___ Records for the exercise ___

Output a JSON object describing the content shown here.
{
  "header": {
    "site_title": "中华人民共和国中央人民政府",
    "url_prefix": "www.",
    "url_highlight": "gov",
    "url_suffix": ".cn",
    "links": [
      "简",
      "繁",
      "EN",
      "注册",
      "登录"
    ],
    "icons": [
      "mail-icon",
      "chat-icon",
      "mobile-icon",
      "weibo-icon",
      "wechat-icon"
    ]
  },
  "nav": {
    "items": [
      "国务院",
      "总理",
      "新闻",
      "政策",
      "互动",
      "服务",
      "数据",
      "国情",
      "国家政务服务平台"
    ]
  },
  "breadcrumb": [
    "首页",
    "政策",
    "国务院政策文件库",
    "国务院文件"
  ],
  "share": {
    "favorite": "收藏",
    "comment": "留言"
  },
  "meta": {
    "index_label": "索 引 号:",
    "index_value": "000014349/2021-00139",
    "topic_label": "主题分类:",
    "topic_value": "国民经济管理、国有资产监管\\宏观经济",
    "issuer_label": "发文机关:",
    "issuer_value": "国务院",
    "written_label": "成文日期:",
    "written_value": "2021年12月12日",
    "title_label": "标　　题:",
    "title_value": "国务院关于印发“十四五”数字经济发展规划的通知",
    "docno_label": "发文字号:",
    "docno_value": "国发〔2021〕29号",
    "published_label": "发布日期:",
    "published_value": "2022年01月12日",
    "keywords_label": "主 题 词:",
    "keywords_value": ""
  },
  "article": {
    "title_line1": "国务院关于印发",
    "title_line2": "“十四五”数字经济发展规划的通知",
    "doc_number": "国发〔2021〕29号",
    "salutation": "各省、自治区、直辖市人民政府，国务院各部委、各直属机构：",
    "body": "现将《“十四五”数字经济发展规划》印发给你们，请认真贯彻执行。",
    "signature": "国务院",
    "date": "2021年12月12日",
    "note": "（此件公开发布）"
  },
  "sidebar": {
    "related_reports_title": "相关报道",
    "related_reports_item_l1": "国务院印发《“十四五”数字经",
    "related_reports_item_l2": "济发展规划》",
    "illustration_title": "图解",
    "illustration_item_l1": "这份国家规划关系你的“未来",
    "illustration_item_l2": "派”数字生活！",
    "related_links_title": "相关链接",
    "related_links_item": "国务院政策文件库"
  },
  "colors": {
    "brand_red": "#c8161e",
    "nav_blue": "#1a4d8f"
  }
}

___

• **Job**: Every line above should be written out again exactly as it stands.

• **Exercise result**:
Output a JSON object describing the content shown here.
{
  "header": {
    "site_title": "中华人民共和国中央人民政府",
    "url_prefix": "www.",
    "url_highlight": "gov",
    "url_suffix": ".cn",
    "links": [
      "简",
      "繁",
      "EN",
      "注册",
      "登录"
    ],
    "icons": [
      "mail-icon",
      "chat-icon",
      "mobile-icon",
      "weibo-icon",
      "wechat-icon"
    ]
  },
  "nav": {
    "items": [
      "国务院",
      "总理",
      "新闻",
      "政策",
      "互动",
      "服务",
      "数据",
      "国情",
      "国家政务服务平台"
    ]
  },
  "breadcrumb": [
    "首页",
    "政策",
    "国务院政策文件库",
    "国务院文件"
  ],
  "share": {
    "favorite": "收藏",
    "comment": "留言"
  },
  "meta": {
    "index_label": "索 引 号:",
    "index_value": "000014349/2021-00139",
    "topic_label": "主题分类:",
    "topic_value": "国民经济管理、国有资产监管\\宏观经济",
    "issuer_label": "发文机关:",
    "issuer_value": "国务院",
    "written_label": "成文日期:",
    "written_value": "2021年12月12日",
    "title_label": "标　　题:",
    "title_value": "国务院关于印发“十四五”数字经济发展规划的通知",
    "docno_label": "发文字号:",
    "docno_value": "国发〔2021〕29号",
    "published_label": "发布日期:",
    "published_value": "2022年01月12日",
    "keywords_label": "主 题 词:",
    "keywords_value": ""
  },
  "article": {
    "title_line1": "国务院关于印发",
    "title_line2": "“十四五”数字经济发展规划的通知",
    "doc_number": "国发〔2021〕29号",
    "salutation": "各省、自治区、直辖市人民政府，国务院各部委、各直属机构：",
    "body": "现将《“十四五”数字经济发展规划》印发给你们，请认真贯彻执行。",
    "signature": "国务院",
    "date": "2021年12月12日",
    "note": "（此件公开发布）"
  },
  "sidebar": {
    "related_reports_title": "相关报道",
    "related_reports_item_l1": "国务院印发《“十四五”数字经",
    "related_reports_item_l2": "济发展规划》",
    "illustration_title": "图解",
    "illustration_item_l1": "这份国家规划关系你的“未来",
    "illustration_item_l2": "派”数字生活！",
    "related_links_title": "相关链接",
    "related_links_item": "国务院政策文件库"
  },
  "colors": {
    "brand_red": "#c8161e",
    "nav_blue": "#1a4d8f"
  }
}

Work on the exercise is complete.